## Task description
Show every line in the entries below where the word "为何再次修订" appears.

==*==

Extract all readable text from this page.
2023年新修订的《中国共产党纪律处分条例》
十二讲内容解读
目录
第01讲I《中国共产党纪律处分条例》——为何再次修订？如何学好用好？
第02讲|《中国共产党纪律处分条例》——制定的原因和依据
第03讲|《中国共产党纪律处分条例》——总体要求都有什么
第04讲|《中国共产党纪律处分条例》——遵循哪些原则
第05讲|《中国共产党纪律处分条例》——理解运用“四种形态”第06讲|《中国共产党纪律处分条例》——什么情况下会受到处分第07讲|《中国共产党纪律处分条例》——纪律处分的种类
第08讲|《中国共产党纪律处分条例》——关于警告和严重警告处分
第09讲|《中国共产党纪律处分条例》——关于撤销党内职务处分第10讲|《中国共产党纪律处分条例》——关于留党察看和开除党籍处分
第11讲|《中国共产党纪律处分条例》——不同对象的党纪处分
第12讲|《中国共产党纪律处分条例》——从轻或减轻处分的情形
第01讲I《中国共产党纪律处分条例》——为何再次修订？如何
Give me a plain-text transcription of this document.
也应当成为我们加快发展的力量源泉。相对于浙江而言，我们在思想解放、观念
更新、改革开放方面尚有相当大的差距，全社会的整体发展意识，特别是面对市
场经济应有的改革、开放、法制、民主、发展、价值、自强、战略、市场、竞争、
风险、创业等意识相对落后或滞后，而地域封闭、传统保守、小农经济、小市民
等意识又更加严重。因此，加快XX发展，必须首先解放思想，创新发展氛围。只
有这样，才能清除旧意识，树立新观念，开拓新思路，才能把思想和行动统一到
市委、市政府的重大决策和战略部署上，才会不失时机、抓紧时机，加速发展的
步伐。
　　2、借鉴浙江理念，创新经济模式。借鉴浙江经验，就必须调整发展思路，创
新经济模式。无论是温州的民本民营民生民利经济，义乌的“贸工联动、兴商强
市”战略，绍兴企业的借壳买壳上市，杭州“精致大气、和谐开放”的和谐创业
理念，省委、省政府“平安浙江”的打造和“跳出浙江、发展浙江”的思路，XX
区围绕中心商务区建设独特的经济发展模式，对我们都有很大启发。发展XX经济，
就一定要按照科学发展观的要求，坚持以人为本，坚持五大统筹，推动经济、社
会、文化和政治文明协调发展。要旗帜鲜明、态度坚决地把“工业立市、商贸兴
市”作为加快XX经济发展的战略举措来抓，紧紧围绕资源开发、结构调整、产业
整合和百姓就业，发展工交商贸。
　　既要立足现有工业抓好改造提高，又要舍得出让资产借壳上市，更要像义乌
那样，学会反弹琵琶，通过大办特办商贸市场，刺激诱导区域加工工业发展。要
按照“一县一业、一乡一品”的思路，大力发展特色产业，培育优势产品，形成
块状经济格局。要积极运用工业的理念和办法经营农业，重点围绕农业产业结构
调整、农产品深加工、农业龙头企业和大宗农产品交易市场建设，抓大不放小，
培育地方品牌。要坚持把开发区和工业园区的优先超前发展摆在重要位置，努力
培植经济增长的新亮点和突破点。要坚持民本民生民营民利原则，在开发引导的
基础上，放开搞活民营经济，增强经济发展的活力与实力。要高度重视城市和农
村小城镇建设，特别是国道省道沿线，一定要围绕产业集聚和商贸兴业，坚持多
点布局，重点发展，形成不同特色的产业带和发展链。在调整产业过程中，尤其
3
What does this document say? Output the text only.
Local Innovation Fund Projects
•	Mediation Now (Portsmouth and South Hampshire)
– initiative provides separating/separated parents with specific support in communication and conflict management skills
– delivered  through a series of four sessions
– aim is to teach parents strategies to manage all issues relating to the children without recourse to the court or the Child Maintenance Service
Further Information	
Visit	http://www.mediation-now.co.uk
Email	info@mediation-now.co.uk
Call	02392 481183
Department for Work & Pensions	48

==*==

## Task response
第01讲I《中国共产党纪律处分条例》——为何再次修订？如何学好用好？
第01讲I《中国共产党纪律处分条例》——为何再次修订？如何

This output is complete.